Short problem = Track down the lines that contain "blue" and copy them.

-------- Information supplied

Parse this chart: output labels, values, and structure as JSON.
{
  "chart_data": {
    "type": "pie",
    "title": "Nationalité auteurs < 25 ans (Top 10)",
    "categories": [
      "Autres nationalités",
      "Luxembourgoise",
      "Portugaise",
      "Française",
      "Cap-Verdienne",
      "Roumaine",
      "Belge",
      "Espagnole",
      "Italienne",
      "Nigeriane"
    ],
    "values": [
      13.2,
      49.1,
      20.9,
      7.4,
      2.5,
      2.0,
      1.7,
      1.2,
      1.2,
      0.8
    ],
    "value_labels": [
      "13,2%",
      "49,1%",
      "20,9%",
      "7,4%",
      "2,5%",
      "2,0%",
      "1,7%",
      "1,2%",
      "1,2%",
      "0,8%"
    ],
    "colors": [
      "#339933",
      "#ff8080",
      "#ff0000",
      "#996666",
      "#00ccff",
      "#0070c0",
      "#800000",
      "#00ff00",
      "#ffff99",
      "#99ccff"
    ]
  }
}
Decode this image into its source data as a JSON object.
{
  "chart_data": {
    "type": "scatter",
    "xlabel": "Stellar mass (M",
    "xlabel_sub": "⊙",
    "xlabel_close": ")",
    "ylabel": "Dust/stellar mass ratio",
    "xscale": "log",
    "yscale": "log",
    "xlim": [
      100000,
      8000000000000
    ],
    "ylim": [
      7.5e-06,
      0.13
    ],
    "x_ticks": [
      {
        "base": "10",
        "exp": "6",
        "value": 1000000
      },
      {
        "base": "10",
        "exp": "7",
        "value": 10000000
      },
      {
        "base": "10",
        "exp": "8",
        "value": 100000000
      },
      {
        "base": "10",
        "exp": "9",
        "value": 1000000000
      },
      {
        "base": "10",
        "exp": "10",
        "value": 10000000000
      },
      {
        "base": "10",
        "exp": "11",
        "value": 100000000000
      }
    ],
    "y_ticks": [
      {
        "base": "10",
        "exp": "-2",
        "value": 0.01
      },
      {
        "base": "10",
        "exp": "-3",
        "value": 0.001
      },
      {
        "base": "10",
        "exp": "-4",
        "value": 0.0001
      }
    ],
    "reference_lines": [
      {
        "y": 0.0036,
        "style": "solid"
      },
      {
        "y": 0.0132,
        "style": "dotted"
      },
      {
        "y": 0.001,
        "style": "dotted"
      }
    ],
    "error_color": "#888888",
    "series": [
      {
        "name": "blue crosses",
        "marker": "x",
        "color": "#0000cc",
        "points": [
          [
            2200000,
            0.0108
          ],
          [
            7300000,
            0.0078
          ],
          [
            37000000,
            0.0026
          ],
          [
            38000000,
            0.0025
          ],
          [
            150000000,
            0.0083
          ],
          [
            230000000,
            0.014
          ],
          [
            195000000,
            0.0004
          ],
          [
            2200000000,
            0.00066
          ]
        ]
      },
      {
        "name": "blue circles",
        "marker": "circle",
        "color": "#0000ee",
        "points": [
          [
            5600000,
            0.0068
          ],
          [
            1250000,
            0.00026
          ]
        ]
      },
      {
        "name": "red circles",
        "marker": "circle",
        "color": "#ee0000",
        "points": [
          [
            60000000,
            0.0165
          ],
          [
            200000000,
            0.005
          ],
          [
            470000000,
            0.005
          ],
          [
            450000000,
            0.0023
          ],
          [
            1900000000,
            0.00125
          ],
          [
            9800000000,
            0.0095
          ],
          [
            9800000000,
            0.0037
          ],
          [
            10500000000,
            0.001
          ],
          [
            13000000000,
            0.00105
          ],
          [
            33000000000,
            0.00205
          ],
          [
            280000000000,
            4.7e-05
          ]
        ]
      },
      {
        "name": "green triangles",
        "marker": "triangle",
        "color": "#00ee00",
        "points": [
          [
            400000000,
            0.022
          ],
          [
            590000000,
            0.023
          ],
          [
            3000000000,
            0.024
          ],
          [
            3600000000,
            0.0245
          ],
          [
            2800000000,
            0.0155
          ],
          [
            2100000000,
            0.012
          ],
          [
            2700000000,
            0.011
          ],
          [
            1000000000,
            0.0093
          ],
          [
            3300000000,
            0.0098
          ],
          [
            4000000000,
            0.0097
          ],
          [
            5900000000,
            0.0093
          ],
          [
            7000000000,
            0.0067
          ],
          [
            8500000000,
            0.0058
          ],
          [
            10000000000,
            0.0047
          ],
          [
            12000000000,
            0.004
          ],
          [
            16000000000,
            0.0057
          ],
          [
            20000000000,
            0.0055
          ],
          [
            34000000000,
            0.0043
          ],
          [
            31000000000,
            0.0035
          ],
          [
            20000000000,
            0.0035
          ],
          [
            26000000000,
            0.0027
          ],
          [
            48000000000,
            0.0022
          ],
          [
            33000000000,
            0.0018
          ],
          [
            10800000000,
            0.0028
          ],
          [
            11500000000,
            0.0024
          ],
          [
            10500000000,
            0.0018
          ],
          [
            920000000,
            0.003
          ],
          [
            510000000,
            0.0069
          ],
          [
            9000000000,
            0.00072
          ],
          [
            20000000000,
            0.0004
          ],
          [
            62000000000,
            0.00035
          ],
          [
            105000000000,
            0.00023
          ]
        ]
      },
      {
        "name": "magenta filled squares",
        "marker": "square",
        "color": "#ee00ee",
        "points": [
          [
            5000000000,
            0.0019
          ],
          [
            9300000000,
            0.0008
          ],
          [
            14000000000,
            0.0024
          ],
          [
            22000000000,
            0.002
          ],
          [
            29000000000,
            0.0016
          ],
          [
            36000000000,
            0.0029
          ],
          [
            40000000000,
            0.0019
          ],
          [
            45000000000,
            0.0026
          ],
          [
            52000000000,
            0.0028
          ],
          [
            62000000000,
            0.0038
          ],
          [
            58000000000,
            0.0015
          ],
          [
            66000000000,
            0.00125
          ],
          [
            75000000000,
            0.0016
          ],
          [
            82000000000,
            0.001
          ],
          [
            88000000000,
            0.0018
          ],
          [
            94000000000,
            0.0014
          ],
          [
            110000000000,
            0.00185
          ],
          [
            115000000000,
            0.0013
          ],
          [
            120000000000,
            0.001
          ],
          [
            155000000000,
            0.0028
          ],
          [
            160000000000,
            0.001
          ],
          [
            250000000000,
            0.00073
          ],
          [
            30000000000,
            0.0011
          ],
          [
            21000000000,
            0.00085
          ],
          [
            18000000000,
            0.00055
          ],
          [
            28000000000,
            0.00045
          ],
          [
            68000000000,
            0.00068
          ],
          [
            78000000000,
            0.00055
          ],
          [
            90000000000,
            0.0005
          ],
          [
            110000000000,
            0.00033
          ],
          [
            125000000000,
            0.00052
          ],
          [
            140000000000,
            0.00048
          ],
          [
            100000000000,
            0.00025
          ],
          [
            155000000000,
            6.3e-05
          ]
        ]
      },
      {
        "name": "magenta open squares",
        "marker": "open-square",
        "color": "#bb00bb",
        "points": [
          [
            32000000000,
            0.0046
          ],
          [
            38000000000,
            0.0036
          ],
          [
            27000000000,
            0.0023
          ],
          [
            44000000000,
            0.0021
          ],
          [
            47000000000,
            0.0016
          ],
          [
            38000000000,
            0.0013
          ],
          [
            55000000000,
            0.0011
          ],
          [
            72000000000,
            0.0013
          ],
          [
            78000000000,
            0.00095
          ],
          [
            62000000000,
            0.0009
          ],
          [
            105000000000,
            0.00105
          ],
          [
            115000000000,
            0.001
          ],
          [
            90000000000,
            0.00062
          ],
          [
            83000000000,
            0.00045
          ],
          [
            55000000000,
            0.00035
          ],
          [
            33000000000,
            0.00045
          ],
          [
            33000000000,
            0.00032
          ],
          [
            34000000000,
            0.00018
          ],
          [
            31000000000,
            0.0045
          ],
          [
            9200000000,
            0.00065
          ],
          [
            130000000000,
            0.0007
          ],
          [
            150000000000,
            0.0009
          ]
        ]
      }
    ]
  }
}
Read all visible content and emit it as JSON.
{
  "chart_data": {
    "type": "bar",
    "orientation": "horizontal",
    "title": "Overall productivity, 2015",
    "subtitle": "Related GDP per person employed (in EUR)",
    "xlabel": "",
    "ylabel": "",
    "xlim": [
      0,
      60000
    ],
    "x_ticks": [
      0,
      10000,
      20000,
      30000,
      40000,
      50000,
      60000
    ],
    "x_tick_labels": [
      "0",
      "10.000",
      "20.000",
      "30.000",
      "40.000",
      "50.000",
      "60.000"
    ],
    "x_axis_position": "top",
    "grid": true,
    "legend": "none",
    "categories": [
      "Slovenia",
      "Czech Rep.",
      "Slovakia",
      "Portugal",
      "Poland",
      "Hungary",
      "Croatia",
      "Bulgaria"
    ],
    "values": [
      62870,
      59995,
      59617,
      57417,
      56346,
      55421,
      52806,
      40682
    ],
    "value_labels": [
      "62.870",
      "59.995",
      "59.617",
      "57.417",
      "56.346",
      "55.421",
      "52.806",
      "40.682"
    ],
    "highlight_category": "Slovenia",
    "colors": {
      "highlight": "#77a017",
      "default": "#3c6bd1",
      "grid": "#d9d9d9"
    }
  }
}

----------------

Output for this exercise =
        "name": "blue crosses",
        "name": "blue circles",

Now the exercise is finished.